WHAT YOU WILL DO → Return each line of the listing below, unchanged, and omit the images.

Collected data entries →
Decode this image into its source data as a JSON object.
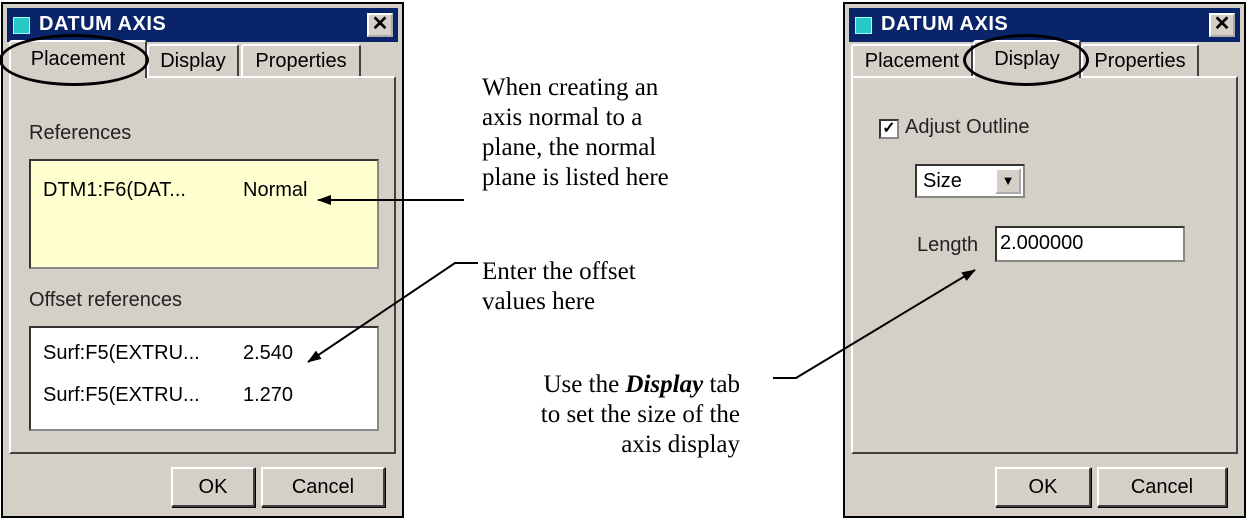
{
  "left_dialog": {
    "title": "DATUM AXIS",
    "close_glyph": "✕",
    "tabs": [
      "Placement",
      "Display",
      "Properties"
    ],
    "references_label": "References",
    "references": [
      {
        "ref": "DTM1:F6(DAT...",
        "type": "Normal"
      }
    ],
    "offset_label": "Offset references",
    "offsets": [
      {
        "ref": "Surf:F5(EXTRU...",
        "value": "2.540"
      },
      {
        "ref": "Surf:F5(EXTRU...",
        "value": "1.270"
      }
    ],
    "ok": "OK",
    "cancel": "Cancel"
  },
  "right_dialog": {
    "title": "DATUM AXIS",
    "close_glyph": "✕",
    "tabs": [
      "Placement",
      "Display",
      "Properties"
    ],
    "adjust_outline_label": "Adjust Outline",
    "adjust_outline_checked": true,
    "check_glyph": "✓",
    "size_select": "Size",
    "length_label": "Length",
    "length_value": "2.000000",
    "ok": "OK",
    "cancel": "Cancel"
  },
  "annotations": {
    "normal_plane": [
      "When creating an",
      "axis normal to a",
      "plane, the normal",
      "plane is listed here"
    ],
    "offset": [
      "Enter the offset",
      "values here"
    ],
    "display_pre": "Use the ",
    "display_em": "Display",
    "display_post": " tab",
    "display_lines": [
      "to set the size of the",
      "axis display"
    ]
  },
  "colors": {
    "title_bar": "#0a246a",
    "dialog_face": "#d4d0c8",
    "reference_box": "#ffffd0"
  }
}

TASK RESPONSE →
Decode this image into its source data as a JSON object.
{
  "left_dialog": {
    "title": "DATUM AXIS",
    "close_glyph": "✕",
    "tabs": [
      "Placement",
      "Display",
      "Properties"
    ],
    "references_label": "References",
    "references": [
      {
        "ref": "DTM1:F6(DAT...",
        "type": "Normal"
      }
    ],
    "offset_label": "Offset references",
    "offsets": [
      {
        "ref": "Surf:F5(EXTRU...",
        "value": "2.540"
      },
      {
        "ref": "Surf:F5(EXTRU...",
        "value": "1.270"
      }
    ],
    "ok": "OK",
    "cancel": "Cancel"
  },
  "right_dialog": {
    "title": "DATUM AXIS",
    "close_glyph": "✕",
    "tabs": [
      "Placement",
      "Display",
      "Properties"
    ],
    "adjust_outline_label": "Adjust Outline",
    "adjust_outline_checked": true,
    "check_glyph": "✓",
    "size_select": "Size",
    "length_label": "Length",
    "length_value": "2.000000",
    "ok": "OK",
    "cancel": "Cancel"
  },
  "annotations": {
    "normal_plane": [
      "When creating an",
      "axis normal to a",
      "plane, the normal",
      "plane is listed here"
    ],
    "offset": [
      "Enter the offset",
      "values here"
    ],
    "display_pre": "Use the ",
    "display_em": "Display",
    "display_post": " tab",
    "display_lines": [
      "to set the size of the",
      "axis display"
    ]
  },
  "colors": {
    "title_bar": "#0a246a",
    "dialog_face": "#d4d0c8",
    "reference_box": "#ffffd0"
  }
}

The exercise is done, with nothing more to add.